◆ **Short exercise**:
In the entries below, find the lines with the word "JSON" and copy them.

(Some records)

▼

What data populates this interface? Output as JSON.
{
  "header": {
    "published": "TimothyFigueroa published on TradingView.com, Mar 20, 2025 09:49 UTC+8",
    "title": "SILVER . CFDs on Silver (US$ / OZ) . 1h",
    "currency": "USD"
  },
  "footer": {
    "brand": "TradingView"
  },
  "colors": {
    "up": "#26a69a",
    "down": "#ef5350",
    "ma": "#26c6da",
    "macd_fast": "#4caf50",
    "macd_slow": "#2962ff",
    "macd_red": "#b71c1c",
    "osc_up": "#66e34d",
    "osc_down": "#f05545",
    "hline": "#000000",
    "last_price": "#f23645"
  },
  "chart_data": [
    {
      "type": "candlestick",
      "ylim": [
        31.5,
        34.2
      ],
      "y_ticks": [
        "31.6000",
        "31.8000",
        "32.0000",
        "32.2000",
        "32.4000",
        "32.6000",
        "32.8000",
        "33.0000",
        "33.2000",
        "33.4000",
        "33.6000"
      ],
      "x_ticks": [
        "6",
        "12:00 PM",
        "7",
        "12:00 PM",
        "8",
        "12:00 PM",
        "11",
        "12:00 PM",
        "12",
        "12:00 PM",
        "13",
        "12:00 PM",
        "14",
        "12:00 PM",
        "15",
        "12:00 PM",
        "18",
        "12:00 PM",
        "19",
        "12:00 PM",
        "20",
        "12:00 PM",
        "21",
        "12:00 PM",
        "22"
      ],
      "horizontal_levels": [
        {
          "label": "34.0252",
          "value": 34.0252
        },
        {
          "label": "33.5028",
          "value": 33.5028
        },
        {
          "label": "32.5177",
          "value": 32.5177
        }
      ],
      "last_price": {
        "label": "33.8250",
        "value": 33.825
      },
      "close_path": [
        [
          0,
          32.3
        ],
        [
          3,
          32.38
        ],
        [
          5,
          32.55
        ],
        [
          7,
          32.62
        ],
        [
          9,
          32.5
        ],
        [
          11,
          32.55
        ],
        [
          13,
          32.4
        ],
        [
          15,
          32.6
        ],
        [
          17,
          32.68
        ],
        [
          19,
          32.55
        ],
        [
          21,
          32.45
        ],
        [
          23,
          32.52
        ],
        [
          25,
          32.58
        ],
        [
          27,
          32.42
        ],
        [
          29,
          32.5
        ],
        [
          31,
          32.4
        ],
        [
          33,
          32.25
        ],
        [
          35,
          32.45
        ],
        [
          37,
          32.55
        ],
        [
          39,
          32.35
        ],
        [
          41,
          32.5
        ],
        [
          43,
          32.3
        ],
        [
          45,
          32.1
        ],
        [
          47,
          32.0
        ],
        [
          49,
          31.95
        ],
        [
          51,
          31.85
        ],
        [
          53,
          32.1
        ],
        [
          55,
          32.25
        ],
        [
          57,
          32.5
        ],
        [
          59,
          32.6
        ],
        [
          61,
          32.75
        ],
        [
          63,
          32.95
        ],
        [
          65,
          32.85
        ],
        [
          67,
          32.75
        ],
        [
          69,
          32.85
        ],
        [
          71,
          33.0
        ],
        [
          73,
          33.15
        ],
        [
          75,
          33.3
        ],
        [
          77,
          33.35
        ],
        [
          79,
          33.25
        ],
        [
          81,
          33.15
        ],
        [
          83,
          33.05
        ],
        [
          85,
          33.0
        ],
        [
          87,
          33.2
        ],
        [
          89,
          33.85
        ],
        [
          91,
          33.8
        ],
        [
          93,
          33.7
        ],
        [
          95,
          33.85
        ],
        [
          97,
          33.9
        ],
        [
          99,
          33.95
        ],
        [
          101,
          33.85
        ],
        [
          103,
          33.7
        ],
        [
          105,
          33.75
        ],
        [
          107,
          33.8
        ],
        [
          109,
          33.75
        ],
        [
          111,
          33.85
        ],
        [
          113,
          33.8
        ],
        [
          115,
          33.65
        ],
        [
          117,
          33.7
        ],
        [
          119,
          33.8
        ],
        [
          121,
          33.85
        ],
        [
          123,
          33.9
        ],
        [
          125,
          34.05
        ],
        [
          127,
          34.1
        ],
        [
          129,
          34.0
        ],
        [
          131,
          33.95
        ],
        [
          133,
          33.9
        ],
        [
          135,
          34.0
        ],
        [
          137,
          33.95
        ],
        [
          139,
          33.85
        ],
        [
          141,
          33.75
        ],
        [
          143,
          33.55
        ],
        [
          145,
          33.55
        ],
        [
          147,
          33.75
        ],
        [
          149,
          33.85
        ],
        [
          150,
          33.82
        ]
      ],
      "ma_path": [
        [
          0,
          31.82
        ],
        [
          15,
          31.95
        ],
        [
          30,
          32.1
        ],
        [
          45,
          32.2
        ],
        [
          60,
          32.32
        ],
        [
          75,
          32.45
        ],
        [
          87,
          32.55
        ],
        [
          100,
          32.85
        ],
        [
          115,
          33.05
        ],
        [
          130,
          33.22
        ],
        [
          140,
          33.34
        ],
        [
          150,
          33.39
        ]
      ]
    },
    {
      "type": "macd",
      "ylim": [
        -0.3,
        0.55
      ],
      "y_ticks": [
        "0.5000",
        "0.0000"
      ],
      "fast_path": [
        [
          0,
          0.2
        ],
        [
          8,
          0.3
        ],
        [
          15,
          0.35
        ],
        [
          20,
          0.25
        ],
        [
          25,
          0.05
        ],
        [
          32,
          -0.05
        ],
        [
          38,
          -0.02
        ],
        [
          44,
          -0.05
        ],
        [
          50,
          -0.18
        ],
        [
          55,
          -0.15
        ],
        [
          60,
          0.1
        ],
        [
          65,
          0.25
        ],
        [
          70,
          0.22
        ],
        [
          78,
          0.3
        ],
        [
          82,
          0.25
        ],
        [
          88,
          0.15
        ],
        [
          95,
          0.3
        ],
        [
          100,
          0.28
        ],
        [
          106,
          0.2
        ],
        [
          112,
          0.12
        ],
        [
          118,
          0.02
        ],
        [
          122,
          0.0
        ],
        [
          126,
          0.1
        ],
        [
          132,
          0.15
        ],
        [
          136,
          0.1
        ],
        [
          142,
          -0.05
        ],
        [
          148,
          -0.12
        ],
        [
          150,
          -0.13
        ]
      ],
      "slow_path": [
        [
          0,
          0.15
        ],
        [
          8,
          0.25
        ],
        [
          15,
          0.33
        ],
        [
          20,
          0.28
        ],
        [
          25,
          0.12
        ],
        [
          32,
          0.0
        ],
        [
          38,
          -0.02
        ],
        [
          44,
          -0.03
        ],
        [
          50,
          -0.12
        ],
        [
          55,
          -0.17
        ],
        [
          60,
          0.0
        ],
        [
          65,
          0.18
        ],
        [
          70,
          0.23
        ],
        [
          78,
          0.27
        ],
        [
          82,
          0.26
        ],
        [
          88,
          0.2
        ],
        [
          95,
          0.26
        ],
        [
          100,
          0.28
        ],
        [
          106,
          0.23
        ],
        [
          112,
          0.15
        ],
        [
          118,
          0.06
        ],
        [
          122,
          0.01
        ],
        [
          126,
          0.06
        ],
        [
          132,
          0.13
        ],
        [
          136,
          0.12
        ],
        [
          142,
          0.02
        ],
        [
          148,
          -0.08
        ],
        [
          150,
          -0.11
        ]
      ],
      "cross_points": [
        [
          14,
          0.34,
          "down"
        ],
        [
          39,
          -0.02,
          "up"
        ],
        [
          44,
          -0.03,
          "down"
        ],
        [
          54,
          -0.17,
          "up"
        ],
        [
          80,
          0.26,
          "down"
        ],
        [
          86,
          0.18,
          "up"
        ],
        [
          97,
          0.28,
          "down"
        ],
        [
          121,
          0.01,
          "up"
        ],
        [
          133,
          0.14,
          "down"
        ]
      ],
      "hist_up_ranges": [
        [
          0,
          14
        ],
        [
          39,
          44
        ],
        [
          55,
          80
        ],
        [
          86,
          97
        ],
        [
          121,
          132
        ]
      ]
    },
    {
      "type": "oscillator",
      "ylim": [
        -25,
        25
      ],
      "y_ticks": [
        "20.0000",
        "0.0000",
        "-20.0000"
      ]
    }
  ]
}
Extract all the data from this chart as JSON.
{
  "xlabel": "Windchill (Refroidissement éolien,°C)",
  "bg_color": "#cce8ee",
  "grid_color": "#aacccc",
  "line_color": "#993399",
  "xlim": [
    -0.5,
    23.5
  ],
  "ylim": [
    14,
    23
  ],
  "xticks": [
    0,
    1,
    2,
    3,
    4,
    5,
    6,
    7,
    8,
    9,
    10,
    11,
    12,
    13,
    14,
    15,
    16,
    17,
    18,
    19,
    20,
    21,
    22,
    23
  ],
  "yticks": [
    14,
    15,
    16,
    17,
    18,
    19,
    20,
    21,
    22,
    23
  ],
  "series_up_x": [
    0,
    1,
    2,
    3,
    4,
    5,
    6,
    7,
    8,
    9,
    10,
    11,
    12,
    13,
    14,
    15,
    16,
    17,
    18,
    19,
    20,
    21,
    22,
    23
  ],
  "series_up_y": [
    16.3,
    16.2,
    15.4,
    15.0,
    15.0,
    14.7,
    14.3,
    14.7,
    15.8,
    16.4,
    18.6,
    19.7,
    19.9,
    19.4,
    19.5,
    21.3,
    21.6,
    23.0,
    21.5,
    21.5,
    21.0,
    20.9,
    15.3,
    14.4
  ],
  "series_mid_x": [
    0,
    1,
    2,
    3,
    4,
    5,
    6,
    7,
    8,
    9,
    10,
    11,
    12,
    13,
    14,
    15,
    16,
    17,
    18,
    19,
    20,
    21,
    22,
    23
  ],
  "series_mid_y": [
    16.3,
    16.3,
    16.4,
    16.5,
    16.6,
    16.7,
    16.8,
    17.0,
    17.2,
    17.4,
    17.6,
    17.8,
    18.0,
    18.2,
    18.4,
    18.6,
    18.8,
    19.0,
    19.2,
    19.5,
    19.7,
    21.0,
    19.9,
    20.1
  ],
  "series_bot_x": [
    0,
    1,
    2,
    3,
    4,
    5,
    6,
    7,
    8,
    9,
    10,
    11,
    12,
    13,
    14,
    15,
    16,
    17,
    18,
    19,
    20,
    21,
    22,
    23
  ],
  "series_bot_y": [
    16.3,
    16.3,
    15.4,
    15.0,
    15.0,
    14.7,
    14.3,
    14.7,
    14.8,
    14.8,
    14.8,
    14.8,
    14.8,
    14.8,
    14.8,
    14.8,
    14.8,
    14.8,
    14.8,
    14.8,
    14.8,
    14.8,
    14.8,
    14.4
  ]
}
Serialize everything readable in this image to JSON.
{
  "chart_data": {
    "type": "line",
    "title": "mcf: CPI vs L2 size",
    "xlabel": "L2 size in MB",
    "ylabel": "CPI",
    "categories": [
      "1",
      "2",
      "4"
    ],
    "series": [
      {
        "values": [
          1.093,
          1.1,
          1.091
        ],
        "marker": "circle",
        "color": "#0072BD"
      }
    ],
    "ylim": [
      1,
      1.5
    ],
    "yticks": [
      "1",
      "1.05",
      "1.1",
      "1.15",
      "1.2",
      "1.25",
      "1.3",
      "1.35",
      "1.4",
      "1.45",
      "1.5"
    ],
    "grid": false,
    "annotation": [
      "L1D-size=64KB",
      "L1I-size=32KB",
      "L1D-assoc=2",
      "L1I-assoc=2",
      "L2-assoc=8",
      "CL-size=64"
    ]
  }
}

▲

◆ **Written solution**:
What data populates this interface? Output as JSON.
Extract all the data from this chart as JSON.
Serialize everything readable in this image to JSON.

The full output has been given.